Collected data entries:
● ● ●

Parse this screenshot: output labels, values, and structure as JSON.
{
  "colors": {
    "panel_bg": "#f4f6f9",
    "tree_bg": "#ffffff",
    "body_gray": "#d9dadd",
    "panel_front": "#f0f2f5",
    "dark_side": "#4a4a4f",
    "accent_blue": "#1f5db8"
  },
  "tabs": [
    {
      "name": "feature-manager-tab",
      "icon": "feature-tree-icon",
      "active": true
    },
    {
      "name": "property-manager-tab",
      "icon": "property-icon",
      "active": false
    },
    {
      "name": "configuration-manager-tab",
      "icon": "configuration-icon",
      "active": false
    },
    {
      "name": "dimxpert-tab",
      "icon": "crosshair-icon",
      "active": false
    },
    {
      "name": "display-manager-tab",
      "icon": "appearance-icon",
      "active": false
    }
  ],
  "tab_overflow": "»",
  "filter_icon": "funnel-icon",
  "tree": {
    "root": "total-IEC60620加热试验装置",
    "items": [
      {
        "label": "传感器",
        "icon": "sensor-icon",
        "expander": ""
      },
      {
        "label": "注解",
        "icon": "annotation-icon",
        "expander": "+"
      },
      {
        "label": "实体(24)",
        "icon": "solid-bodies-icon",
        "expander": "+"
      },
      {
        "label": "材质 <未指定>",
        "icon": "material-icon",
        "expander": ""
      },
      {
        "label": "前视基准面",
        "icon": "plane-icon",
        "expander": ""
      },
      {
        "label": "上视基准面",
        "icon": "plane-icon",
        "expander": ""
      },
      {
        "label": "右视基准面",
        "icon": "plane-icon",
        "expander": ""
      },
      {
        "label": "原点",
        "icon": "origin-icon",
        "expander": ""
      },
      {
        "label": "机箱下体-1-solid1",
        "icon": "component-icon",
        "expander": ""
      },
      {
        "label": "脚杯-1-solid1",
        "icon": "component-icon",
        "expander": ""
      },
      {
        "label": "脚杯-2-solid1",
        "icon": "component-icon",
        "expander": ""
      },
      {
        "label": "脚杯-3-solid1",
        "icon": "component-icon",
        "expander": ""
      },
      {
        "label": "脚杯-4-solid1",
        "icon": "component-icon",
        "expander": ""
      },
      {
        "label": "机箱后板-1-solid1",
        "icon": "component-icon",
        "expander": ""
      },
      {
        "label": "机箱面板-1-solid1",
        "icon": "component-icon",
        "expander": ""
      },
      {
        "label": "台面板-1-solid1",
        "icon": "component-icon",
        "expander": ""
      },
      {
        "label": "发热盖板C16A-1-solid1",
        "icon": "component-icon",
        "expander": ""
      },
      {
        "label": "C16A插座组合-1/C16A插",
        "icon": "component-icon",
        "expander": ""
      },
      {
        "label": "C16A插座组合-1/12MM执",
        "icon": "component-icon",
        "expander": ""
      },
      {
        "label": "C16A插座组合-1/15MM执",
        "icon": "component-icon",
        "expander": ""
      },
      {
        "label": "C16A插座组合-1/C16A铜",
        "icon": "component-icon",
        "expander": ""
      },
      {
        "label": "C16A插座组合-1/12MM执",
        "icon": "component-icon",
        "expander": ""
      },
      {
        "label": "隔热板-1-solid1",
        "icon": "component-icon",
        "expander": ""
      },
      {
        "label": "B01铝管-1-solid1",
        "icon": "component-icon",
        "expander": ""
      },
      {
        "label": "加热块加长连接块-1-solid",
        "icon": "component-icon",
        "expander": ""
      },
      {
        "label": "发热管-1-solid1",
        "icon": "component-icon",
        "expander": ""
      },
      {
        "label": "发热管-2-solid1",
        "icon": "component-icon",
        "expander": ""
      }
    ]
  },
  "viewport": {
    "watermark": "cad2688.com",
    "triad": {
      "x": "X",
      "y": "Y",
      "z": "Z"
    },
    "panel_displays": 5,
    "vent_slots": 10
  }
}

● ● ●

TO BE DONE: State how many lines include the string "feature", and nothing more.

SOLUTION TO THE PROBLEM: 2